------ Material for this task

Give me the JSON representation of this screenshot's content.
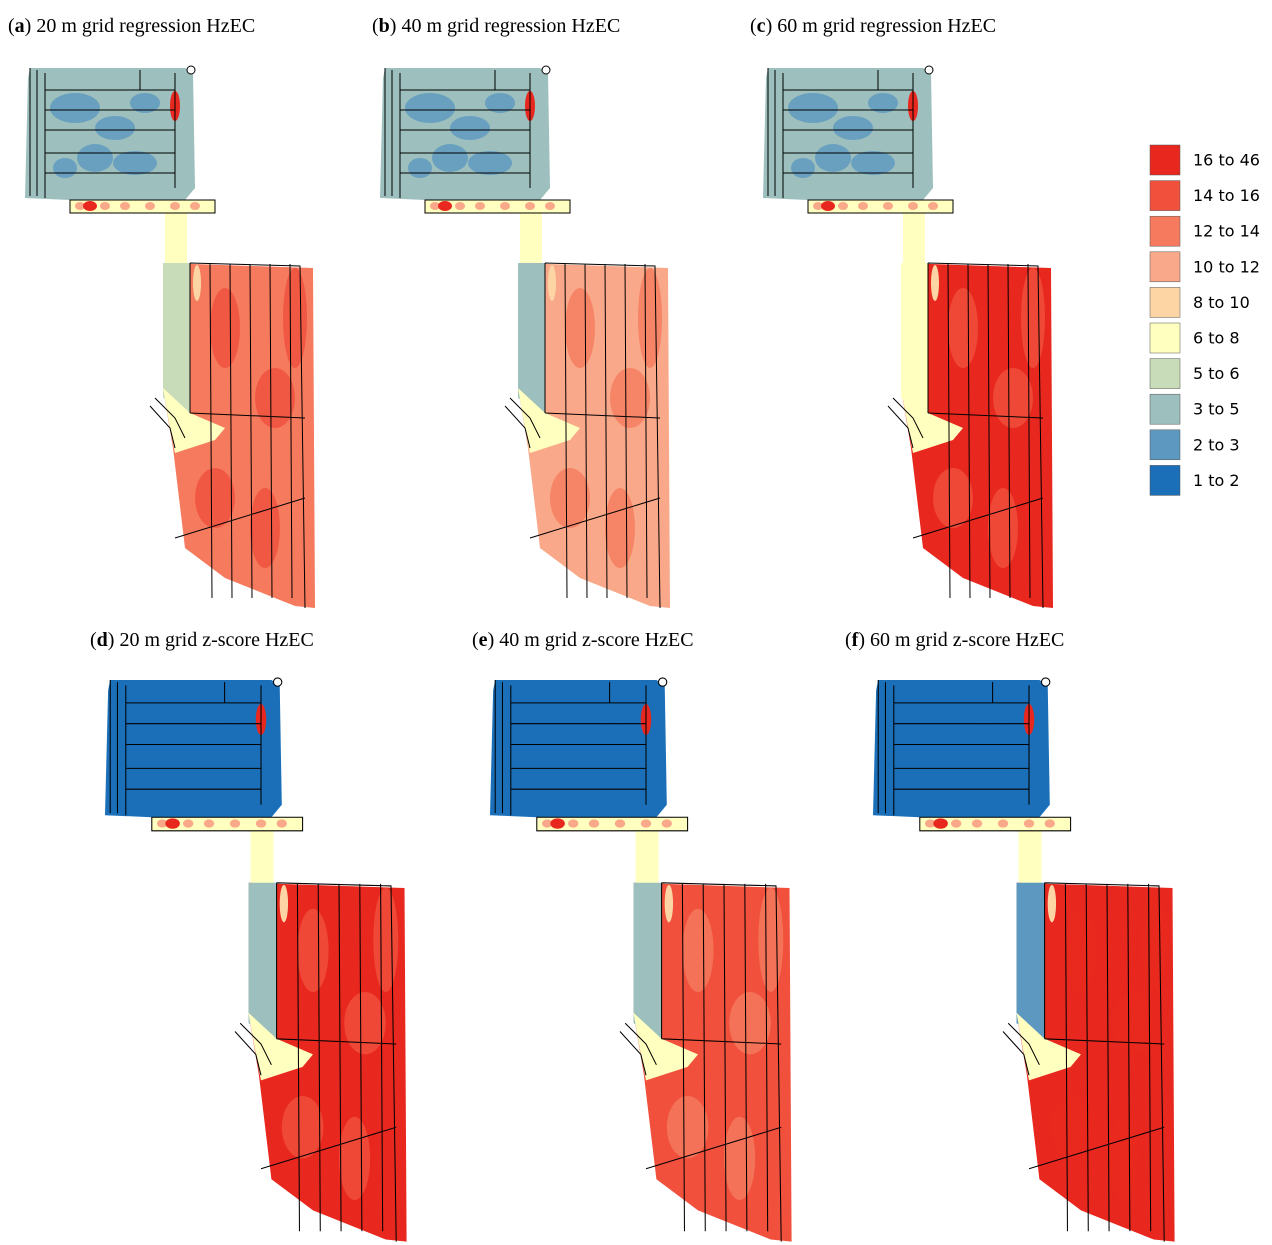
{
  "panels": [
    {
      "open": "(",
      "letter": "a",
      "rest": ") 20 m grid regression HzEC"
    },
    {
      "open": "(",
      "letter": "b",
      "rest": ") 40 m grid regression HzEC"
    },
    {
      "open": "(",
      "letter": "c",
      "rest": ") 60 m grid regression HzEC"
    },
    {
      "open": "(",
      "letter": "d",
      "rest": ") 20 m grid z-score HzEC"
    },
    {
      "open": "(",
      "letter": "e",
      "rest": ") 40 m grid z-score HzEC"
    },
    {
      "open": "(",
      "letter": "f",
      "rest": ") 60 m grid z-score HzEC"
    }
  ],
  "legend": {
    "entries": [
      {
        "label": "16 to 46",
        "color": "#e8281e"
      },
      {
        "label": "14 to 16",
        "color": "#f0503c"
      },
      {
        "label": "12 to 14",
        "color": "#f57a5e"
      },
      {
        "label": "10 to 12",
        "color": "#f9a98a"
      },
      {
        "label": "8 to 10",
        "color": "#fdd5a5"
      },
      {
        "label": "6 to 8",
        "color": "#ffffc0"
      },
      {
        "label": "5 to 6",
        "color": "#c9dcba"
      },
      {
        "label": "3 to 5",
        "color": "#9dbfbd"
      },
      {
        "label": "2 to 3",
        "color": "#5d98c0"
      },
      {
        "label": "1 to 2",
        "color": "#1a6fb8"
      }
    ]
  }
}
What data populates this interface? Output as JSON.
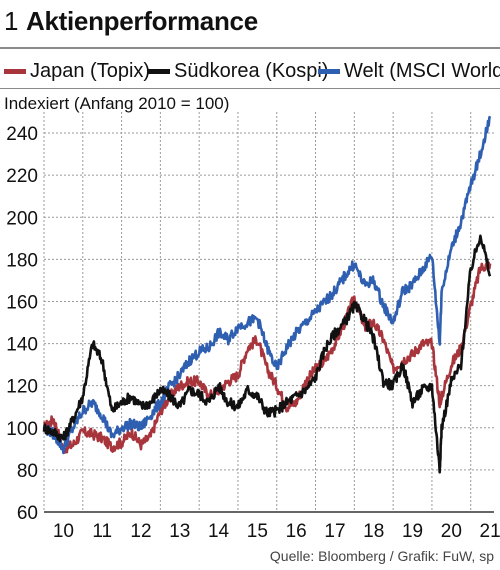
{
  "header": {
    "figure_number": "1",
    "title": "Aktienperformance"
  },
  "legend": [
    {
      "label": "Japan (Topix)",
      "color": "#a8343c"
    },
    {
      "label": "Südkorea (Kospi)",
      "color": "#111111"
    },
    {
      "label": "Welt (MSCI World)",
      "color": "#2f5fb0"
    }
  ],
  "subtitle": "Indexiert (Anfang 2010 = 100)",
  "source": "Quelle: Bloomberg / Grafik: FuW, sp",
  "chart_data": {
    "type": "line",
    "title": "Aktienperformance",
    "ylabel": "Indexiert (Anfang 2010 = 100)",
    "xlabel": "",
    "ylim": [
      60,
      250
    ],
    "yticks": [
      60,
      80,
      100,
      120,
      140,
      160,
      180,
      200,
      220,
      240
    ],
    "xlim": [
      2010,
      2021.6
    ],
    "xtick_labels": [
      "10",
      "11",
      "12",
      "13",
      "14",
      "15",
      "16",
      "17",
      "18",
      "19",
      "20",
      "21"
    ],
    "grid": true,
    "legend_position": "top",
    "x": [
      2010.0,
      2010.25,
      2010.5,
      2010.75,
      2011.0,
      2011.25,
      2011.5,
      2011.75,
      2012.0,
      2012.25,
      2012.5,
      2012.75,
      2013.0,
      2013.25,
      2013.5,
      2013.75,
      2014.0,
      2014.25,
      2014.5,
      2014.75,
      2015.0,
      2015.25,
      2015.5,
      2015.75,
      2016.0,
      2016.25,
      2016.5,
      2016.75,
      2017.0,
      2017.25,
      2017.5,
      2017.75,
      2018.0,
      2018.25,
      2018.5,
      2018.75,
      2019.0,
      2019.25,
      2019.5,
      2019.75,
      2020.0,
      2020.2,
      2020.25,
      2020.5,
      2020.75,
      2021.0,
      2021.25,
      2021.5
    ],
    "series": [
      {
        "name": "Japan (Topix)",
        "color": "#a8343c",
        "values": [
          100,
          104,
          90,
          92,
          98,
          97,
          95,
          91,
          93,
          98,
          92,
          96,
          108,
          115,
          120,
          122,
          122,
          115,
          118,
          122,
          125,
          138,
          142,
          128,
          120,
          110,
          112,
          122,
          128,
          132,
          140,
          150,
          162,
          148,
          150,
          142,
          128,
          132,
          135,
          140,
          140,
          112,
          115,
          130,
          138,
          158,
          176,
          178
        ]
      },
      {
        "name": "Südkorea (Kospi)",
        "color": "#111111",
        "values": [
          100,
          98,
          95,
          104,
          115,
          140,
          132,
          108,
          112,
          115,
          110,
          112,
          118,
          115,
          110,
          118,
          116,
          112,
          120,
          112,
          110,
          118,
          115,
          107,
          108,
          112,
          115,
          118,
          124,
          138,
          145,
          150,
          158,
          152,
          142,
          122,
          120,
          130,
          112,
          118,
          120,
          80,
          100,
          122,
          130,
          175,
          192,
          172
        ]
      },
      {
        "name": "Welt (MSCI World)",
        "color": "#2f5fb0",
        "values": [
          100,
          97,
          90,
          100,
          108,
          112,
          106,
          96,
          100,
          102,
          100,
          106,
          112,
          120,
          125,
          132,
          136,
          138,
          145,
          142,
          148,
          150,
          152,
          138,
          128,
          138,
          145,
          150,
          155,
          160,
          165,
          172,
          178,
          168,
          170,
          158,
          150,
          165,
          168,
          175,
          182,
          140,
          165,
          185,
          198,
          215,
          230,
          248
        ]
      }
    ]
  }
}
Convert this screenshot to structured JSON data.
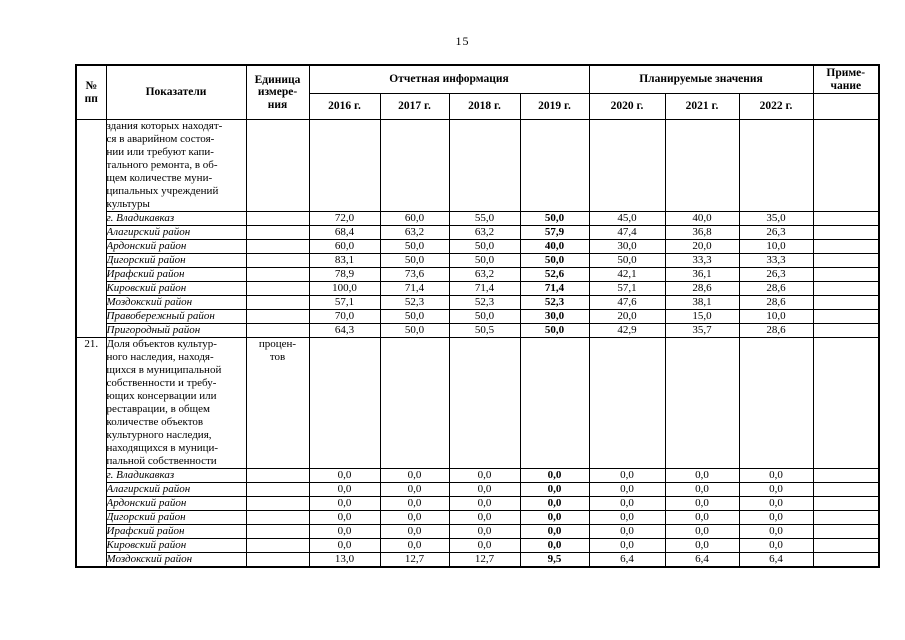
{
  "page": {
    "number": "15"
  },
  "table": {
    "header": {
      "num": "№\nпп",
      "indicators": "Показатели",
      "unit": "Единица\nизмере-\nния",
      "reported_group": "Отчетная информация",
      "planned_group": "Планируемые значения",
      "note": "Приме-\nчание",
      "years": [
        "2016 г.",
        "2017 г.",
        "2018 г.",
        "2019 г.",
        "2020 г.",
        "2021 г.",
        "2022 г."
      ]
    },
    "sections": [
      {
        "num": "",
        "unit": "",
        "indicator": "здания которых находят-\nся  в аварийном состоя-\nнии или требуют капи-\nтального ремонта, в об-\nщем  количестве муни-\nципальных учреждений\nкультуры",
        "rows": [
          {
            "name": "г. Владикавказ",
            "values": [
              "72,0",
              "60,0",
              "55,0",
              "50,0",
              "45,0",
              "40,0",
              "35,0"
            ]
          },
          {
            "name": "Алагирский район",
            "values": [
              "68,4",
              "63,2",
              "63,2",
              "57,9",
              "47,4",
              "36,8",
              "26,3"
            ]
          },
          {
            "name": "Ардонский район",
            "values": [
              "60,0",
              "50,0",
              "50,0",
              "40,0",
              "30,0",
              "20,0",
              "10,0"
            ]
          },
          {
            "name": "Дигорский район",
            "values": [
              "83,1",
              "50,0",
              "50,0",
              "50,0",
              "50,0",
              "33,3",
              "33,3"
            ]
          },
          {
            "name": "Ирафский район",
            "values": [
              "78,9",
              "73,6",
              "63,2",
              "52,6",
              "42,1",
              "36,1",
              "26,3"
            ]
          },
          {
            "name": "Кировский район",
            "values": [
              "100,0",
              "71,4",
              "71,4",
              "71,4",
              "57,1",
              "28,6",
              "28,6"
            ]
          },
          {
            "name": "Моздокский район",
            "values": [
              "57,1",
              "52,3",
              "52,3",
              "52,3",
              "47,6",
              "38,1",
              "28,6"
            ]
          },
          {
            "name": "Правобережный район",
            "values": [
              "70,0",
              "50,0",
              "50,0",
              "30,0",
              "20,0",
              "15,0",
              "10,0"
            ]
          },
          {
            "name": "Пригородный район",
            "values": [
              "64,3",
              "50,0",
              "50,5",
              "50,0",
              "42,9",
              "35,7",
              "28,6"
            ]
          }
        ]
      },
      {
        "num": "21.",
        "unit": "процен-\nтов",
        "indicator": "Доля объектов культур-\nного наследия, находя-\nщихся в муниципальной\nсобственности и требу-\nющих консервации или\nреставрации, в общем\nколичестве объектов\nкультурного наследия,\nнаходящихся в муници-\nпальной собственности",
        "rows": [
          {
            "name": "г. Владикавказ",
            "values": [
              "0,0",
              "0,0",
              "0,0",
              "0,0",
              "0,0",
              "0,0",
              "0,0"
            ]
          },
          {
            "name": "Алагирский район",
            "values": [
              "0,0",
              "0,0",
              "0,0",
              "0,0",
              "0,0",
              "0,0",
              "0,0"
            ]
          },
          {
            "name": "Ардонский район",
            "values": [
              "0,0",
              "0,0",
              "0,0",
              "0,0",
              "0,0",
              "0,0",
              "0,0"
            ]
          },
          {
            "name": "Дигорский район",
            "values": [
              "0,0",
              "0,0",
              "0,0",
              "0,0",
              "0,0",
              "0,0",
              "0,0"
            ]
          },
          {
            "name": "Ирафский район",
            "values": [
              "0,0",
              "0,0",
              "0,0",
              "0,0",
              "0,0",
              "0,0",
              "0,0"
            ]
          },
          {
            "name": "Кировский район",
            "values": [
              "0,0",
              "0,0",
              "0,0",
              "0,0",
              "0,0",
              "0,0",
              "0,0"
            ]
          },
          {
            "name": "Моздокский район",
            "values": [
              "13,0",
              "12,7",
              "12,7",
              "9,5",
              "6,4",
              "6,4",
              "6,4"
            ]
          }
        ]
      }
    ]
  }
}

------------

Stated problem >>
List the lines that contain the word "World".

Written reply >>
      "label": "Welt (MSCI World)",
        "name": "Welt (MSCI World)",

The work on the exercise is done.